▶ **Task to carry out**
Would you please repeat the data that follows, exactly as it reads?

++++ Input for this task ++++

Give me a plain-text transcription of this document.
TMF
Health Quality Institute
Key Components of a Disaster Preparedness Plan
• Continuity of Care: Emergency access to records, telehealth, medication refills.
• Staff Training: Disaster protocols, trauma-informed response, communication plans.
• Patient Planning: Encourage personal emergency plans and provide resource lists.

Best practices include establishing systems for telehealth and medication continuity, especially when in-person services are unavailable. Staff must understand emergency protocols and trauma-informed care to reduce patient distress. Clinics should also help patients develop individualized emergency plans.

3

++++

▶ **Answer to this problem**
Give me a plain-text transcription of this document.
TMF
Health Quality Institute
Key Components of a Disaster Preparedness Plan
• Continuity of Care: Emergency access to records, telehealth, medication refills.
• Staff Training: Disaster protocols, trauma-informed response, communication plans.
• Patient Planning: Encourage personal emergency plans and provide resource lists.

Best practices include establishing systems for telehealth and medication continuity, especially when in-person services are unavailable. Staff must understand emergency protocols and trauma-informed care to reduce patient distress. Clinics should also help patients develop individualized emergency plans.

3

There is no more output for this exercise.